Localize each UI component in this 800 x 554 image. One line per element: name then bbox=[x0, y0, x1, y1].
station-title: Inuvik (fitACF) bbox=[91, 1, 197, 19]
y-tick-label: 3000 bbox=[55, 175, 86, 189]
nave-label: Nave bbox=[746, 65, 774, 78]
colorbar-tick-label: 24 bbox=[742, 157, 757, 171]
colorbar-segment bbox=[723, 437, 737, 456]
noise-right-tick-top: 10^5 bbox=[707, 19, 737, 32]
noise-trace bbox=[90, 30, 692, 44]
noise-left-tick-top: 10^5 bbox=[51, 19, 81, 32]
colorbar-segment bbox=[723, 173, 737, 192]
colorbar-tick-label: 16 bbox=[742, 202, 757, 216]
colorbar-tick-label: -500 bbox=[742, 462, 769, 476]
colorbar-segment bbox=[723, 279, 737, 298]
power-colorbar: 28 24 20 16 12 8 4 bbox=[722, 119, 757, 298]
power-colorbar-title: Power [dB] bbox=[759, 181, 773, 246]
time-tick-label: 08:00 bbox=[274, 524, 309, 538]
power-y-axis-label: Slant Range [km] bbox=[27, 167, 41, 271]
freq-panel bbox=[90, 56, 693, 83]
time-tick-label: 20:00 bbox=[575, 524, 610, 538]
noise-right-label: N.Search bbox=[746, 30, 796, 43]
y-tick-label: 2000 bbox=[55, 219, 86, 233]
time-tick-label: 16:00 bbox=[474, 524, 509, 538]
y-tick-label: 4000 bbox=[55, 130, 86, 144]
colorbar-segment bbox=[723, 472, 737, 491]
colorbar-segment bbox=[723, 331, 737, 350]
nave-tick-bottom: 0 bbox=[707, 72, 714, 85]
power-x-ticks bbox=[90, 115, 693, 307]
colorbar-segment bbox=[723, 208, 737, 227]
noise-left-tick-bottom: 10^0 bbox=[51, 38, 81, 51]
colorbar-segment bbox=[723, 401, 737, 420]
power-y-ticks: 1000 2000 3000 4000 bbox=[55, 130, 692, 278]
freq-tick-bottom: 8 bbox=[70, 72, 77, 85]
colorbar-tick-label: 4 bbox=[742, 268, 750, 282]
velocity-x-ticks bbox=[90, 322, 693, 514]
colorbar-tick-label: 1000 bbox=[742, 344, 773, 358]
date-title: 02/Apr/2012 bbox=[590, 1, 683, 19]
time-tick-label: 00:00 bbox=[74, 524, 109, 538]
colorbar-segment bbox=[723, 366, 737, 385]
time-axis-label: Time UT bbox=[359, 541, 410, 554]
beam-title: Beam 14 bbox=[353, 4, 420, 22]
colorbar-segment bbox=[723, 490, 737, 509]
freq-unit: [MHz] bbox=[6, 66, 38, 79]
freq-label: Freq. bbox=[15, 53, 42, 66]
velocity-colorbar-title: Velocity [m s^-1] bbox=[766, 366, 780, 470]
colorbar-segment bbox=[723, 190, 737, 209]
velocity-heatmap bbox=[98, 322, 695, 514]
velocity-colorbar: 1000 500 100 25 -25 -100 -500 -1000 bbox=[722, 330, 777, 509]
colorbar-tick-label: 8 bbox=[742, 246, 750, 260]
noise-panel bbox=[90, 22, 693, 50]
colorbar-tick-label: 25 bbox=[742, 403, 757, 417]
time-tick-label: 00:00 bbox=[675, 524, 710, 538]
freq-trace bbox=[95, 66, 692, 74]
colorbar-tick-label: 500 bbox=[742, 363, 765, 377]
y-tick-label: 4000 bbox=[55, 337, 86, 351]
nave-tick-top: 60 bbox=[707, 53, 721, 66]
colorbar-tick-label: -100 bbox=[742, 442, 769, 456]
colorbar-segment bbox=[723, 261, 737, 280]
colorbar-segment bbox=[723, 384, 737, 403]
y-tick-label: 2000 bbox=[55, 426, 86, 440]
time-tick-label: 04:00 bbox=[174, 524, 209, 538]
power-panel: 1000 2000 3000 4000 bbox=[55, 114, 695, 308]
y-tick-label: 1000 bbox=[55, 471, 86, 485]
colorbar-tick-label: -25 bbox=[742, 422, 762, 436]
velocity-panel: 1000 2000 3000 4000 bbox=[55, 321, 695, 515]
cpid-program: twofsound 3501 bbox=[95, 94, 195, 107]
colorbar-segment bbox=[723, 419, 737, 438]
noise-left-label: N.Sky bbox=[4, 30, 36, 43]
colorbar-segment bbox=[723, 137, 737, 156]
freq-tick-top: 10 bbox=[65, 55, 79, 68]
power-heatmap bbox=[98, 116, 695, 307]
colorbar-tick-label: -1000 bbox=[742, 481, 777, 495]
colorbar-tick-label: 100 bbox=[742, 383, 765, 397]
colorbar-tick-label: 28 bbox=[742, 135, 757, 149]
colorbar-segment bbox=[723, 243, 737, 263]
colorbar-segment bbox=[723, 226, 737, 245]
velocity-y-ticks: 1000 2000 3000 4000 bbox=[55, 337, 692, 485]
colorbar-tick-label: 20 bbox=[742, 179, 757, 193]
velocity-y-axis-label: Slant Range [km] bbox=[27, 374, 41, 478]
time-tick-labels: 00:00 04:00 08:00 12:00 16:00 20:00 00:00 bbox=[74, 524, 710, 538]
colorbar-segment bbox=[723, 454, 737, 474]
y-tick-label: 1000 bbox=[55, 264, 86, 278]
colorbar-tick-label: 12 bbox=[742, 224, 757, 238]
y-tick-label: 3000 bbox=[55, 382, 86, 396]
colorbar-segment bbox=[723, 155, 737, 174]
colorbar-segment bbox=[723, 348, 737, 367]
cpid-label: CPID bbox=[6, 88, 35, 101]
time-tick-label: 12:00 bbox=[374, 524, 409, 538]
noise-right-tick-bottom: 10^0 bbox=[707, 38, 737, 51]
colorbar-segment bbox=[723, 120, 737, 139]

++++++++++++++++++++

_Exercise aim_. Recast every line of the records above as a numbered list, leaving out any blank lines.

_The reply_.
1. Localize each UI component in this 800 x 554 image. One line per element: name then bbox=[x0, y0, x1, y1].
2. station-title: Inuvik (fitACF) bbox=[91, 1, 197, 19]
3. y-tick-label: 3000 bbox=[55, 175, 86, 189]
4. nave-label: Nave bbox=[746, 65, 774, 78]
5. colorbar-tick-label: 24 bbox=[742, 157, 757, 171]
6. colorbar-segment bbox=[723, 437, 737, 456]
7. noise-right-tick-top: 10^5 bbox=[707, 19, 737, 32]
8. noise-trace bbox=[90, 30, 692, 44]
9. noise-left-tick-top: 10^5 bbox=[51, 19, 81, 32]
10. colorbar-segment bbox=[723, 173, 737, 192]
11. colorbar-tick-label: 16 bbox=[742, 202, 757, 216]
12. colorbar-tick-label: -500 bbox=[742, 462, 769, 476]
13. colorbar-segment bbox=[723, 279, 737, 298]
14. power-colorbar: 28 24 20 16 12 8 4 bbox=[722, 119, 757, 298]
15. power-colorbar-title: Power [dB] bbox=[759, 181, 773, 246]
16. time-tick-label: 08:00 bbox=[274, 524, 309, 538]
17. power-y-axis-label: Slant Range [km] bbox=[27, 167, 41, 271]
18. freq-panel bbox=[90, 56, 693, 83]
19. time-tick-label: 20:00 bbox=[575, 524, 610, 538]
20. noise-right-label: N.Search bbox=[746, 30, 796, 43]
21. y-tick-label: 2000 bbox=[55, 219, 86, 233]
22. time-tick-label: 16:00 bbox=[474, 524, 509, 538]
23. y-tick-label: 4000 bbox=[55, 130, 86, 144]
24. colorbar-segment bbox=[723, 472, 737, 491]
25. colorbar-segment bbox=[723, 331, 737, 350]
26. nave-tick-bottom: 0 bbox=[707, 72, 714, 85]
27. power-x-ticks bbox=[90, 115, 693, 307]
28. colorbar-segment bbox=[723, 208, 737, 227]
29. noise-left-tick-bottom: 10^0 bbox=[51, 38, 81, 51]
30. colorbar-segment bbox=[723, 401, 737, 420]
31. power-y-ticks: 1000 2000 3000 4000 bbox=[55, 130, 692, 278]
32. freq-tick-bottom: 8 bbox=[70, 72, 77, 85]
33. colorbar-tick-label: 4 bbox=[742, 268, 750, 282]
34. velocity-x-ticks bbox=[90, 322, 693, 514]
35. colorbar-tick-label: 1000 bbox=[742, 344, 773, 358]
36. date-title: 02/Apr/2012 bbox=[590, 1, 683, 19]
37. time-tick-label: 00:00 bbox=[74, 524, 109, 538]
38. colorbar-segment bbox=[723, 366, 737, 385]
39. time-axis-label: Time UT bbox=[359, 541, 410, 554]
40. beam-title: Beam 14 bbox=[353, 4, 420, 22]
41. colorbar-segment bbox=[723, 490, 737, 509]
42. freq-unit: [MHz] bbox=[6, 66, 38, 79]
43. freq-label: Freq. bbox=[15, 53, 42, 66]
44. velocity-colorbar-title: Velocity [m s^-1] bbox=[766, 366, 780, 470]
45. colorbar-segment bbox=[723, 190, 737, 209]
46. velocity-heatmap bbox=[98, 322, 695, 514]
47. velocity-colorbar: 1000 500 100 25 -25 -100 -500 -1000 bbox=[722, 330, 777, 509]
48. colorbar-tick-label: 8 bbox=[742, 246, 750, 260]
49. noise-panel bbox=[90, 22, 693, 50]
50. colorbar-tick-label: 25 bbox=[742, 403, 757, 417]
51. time-tick-label: 00:00 bbox=[675, 524, 710, 538]
52. freq-trace bbox=[95, 66, 692, 74]
53. colorbar-tick-label: 500 bbox=[742, 363, 765, 377]
54. y-tick-label: 4000 bbox=[55, 337, 86, 351]
55. nave-tick-top: 60 bbox=[707, 53, 721, 66]
56. colorbar-tick-label: -100 bbox=[742, 442, 769, 456]
57. colorbar-segment bbox=[723, 261, 737, 280]
58. colorbar-segment bbox=[723, 384, 737, 403]
59. y-tick-label: 2000 bbox=[55, 426, 86, 440]
60. time-tick-label: 04:00 bbox=[174, 524, 209, 538]
61. power-panel: 1000 2000 3000 4000 bbox=[55, 114, 695, 308]
62. y-tick-label: 1000 bbox=[55, 471, 86, 485]
63. colorbar-tick-label: -25 bbox=[742, 422, 762, 436]
64. velocity-panel: 1000 2000 3000 4000 bbox=[55, 321, 695, 515]
65. cpid-program: twofsound 3501 bbox=[95, 94, 195, 107]
66. colorbar-segment bbox=[723, 419, 737, 438]
67. noise-left-label: N.Sky bbox=[4, 30, 36, 43]
68. colorbar-segment bbox=[723, 137, 737, 156]
69. freq-tick-top: 10 bbox=[65, 55, 79, 68]
70. power-heatmap bbox=[98, 116, 695, 307]
71. colorbar-tick-label: -1000 bbox=[742, 481, 777, 495]
72. colorbar-tick-label: 100 bbox=[742, 383, 765, 397]
73. colorbar-tick-label: 28 bbox=[742, 135, 757, 149]
74. colorbar-segment bbox=[723, 243, 737, 263]
75. colorbar-segment bbox=[723, 226, 737, 245]
76. velocity-y-ticks: 1000 2000 3000 4000 bbox=[55, 337, 692, 485]
77. colorbar-tick-label: 20 bbox=[742, 179, 757, 193]
78. velocity-y-axis-label: Slant Range [km] bbox=[27, 374, 41, 478]
79. time-tick-labels: 00:00 04:00 08:00 12:00 16:00 20:00 00:00 bbox=[74, 524, 710, 538]
80. colorbar-segment bbox=[723, 454, 737, 474]
81. y-tick-label: 1000 bbox=[55, 264, 86, 278]
82. colorbar-tick-label: 12 bbox=[742, 224, 757, 238]
83. y-tick-label: 3000 bbox=[55, 382, 86, 396]
84. colorbar-segment bbox=[723, 155, 737, 174]
85. colorbar-segment bbox=[723, 348, 737, 367]
86. cpid-label: CPID bbox=[6, 88, 35, 101]
87. time-tick-label: 12:00 bbox=[374, 524, 409, 538]
88. noise-right-tick-bottom: 10^0 bbox=[707, 38, 737, 51]
89. colorbar-segment bbox=[723, 120, 737, 139]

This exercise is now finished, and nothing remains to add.